* **PROBLEM TO SOLVE**
The records below are to be repeated in full, exactly as they are.

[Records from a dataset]

################

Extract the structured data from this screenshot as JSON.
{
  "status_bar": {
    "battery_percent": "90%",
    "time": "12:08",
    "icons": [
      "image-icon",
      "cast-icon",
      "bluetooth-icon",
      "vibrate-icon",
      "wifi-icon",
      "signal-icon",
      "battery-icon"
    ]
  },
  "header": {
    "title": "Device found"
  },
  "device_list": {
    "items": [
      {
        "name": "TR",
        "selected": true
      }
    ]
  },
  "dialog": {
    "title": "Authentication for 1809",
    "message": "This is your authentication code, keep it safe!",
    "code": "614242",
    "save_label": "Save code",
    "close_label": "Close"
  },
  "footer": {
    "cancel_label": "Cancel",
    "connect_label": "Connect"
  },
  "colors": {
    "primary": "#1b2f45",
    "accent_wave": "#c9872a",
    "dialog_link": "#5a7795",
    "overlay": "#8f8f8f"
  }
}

################

* **EXERCISE ANSWER**
Extract the structured data from this screenshot as JSON.
{
  "status_bar": {
    "battery_percent": "90%",
    "time": "12:08",
    "icons": [
      "image-icon",
      "cast-icon",
      "bluetooth-icon",
      "vibrate-icon",
      "wifi-icon",
      "signal-icon",
      "battery-icon"
    ]
  },
  "header": {
    "title": "Device found"
  },
  "device_list": {
    "items": [
      {
        "name": "TR",
        "selected": true
      }
    ]
  },
  "dialog": {
    "title": "Authentication for 1809",
    "message": "This is your authentication code, keep it safe!",
    "code": "614242",
    "save_label": "Save code",
    "close_label": "Close"
  },
  "footer": {
    "cancel_label": "Cancel",
    "connect_label": "Connect"
  },
  "colors": {
    "primary": "#1b2f45",
    "accent_wave": "#c9872a",
    "dialog_link": "#5a7795",
    "overlay": "#8f8f8f"
  }
}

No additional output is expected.